**Task brief**
Pull every line of the entries that has the word "形成优化的意识".

**Records for this exercise**
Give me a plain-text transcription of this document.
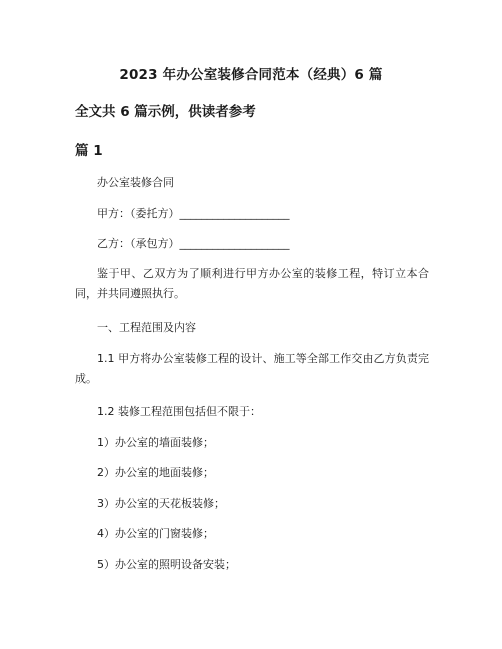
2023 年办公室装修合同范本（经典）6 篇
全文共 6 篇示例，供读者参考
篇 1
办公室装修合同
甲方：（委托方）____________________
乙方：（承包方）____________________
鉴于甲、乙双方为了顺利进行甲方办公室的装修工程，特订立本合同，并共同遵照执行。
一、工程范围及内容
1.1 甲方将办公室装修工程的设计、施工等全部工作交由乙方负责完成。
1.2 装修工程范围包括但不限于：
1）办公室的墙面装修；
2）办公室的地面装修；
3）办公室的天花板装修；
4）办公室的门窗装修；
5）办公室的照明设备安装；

---

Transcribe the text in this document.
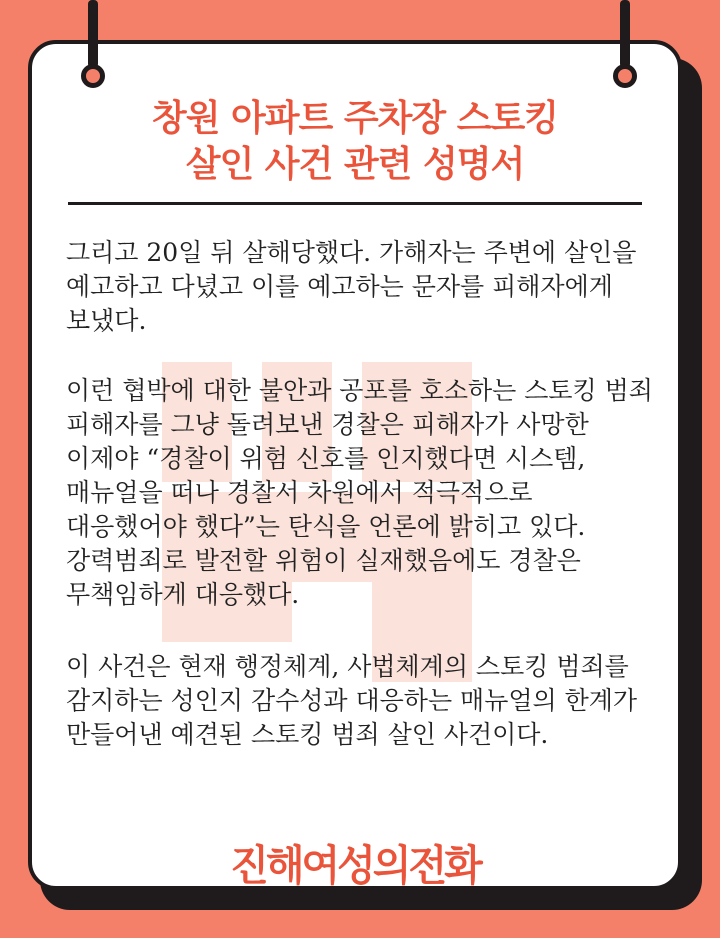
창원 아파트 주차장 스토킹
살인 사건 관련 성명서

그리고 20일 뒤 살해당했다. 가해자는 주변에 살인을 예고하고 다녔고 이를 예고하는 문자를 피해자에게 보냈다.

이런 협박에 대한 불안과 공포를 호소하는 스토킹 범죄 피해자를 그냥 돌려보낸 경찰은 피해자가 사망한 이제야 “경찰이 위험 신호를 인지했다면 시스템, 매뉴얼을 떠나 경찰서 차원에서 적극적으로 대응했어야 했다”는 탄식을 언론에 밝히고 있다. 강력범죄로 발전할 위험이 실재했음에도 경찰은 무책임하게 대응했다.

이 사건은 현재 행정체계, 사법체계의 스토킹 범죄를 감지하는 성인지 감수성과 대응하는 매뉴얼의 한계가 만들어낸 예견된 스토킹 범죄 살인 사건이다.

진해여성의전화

---

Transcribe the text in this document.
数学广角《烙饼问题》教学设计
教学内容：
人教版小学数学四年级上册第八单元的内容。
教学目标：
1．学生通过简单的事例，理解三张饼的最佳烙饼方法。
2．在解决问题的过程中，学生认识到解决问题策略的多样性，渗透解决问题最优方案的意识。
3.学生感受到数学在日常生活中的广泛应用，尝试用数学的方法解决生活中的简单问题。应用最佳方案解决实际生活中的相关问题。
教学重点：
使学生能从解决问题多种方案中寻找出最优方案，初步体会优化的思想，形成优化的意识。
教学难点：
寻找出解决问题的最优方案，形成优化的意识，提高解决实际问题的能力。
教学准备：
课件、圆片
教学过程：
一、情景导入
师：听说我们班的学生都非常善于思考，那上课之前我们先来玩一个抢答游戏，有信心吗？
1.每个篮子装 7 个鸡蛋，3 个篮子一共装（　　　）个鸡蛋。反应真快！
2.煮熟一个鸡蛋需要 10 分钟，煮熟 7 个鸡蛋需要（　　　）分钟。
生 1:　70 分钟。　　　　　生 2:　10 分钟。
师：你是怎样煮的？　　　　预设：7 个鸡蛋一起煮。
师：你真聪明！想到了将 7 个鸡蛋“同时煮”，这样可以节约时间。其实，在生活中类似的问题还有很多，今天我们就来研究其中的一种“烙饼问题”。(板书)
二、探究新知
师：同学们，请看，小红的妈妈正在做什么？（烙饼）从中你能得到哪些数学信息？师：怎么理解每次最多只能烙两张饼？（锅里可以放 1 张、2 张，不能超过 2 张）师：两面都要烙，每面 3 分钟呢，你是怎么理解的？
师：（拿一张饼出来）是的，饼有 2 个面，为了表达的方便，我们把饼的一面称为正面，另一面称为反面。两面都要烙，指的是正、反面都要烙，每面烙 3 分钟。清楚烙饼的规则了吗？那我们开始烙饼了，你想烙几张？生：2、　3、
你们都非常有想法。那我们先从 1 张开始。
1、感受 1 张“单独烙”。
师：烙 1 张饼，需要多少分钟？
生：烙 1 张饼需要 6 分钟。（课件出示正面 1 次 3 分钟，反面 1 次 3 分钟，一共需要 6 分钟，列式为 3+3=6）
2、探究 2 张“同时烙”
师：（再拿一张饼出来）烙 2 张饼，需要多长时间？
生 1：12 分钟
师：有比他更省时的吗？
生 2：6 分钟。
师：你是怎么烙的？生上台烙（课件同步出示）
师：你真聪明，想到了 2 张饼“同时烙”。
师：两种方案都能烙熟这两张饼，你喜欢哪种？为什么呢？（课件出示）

**Reply**
使学生能从解决问题多种方案中寻找出最优方案，初步体会优化的思想，形成优化的意识。
寻找出解决问题的最优方案，形成优化的意识，提高解决实际问题的能力。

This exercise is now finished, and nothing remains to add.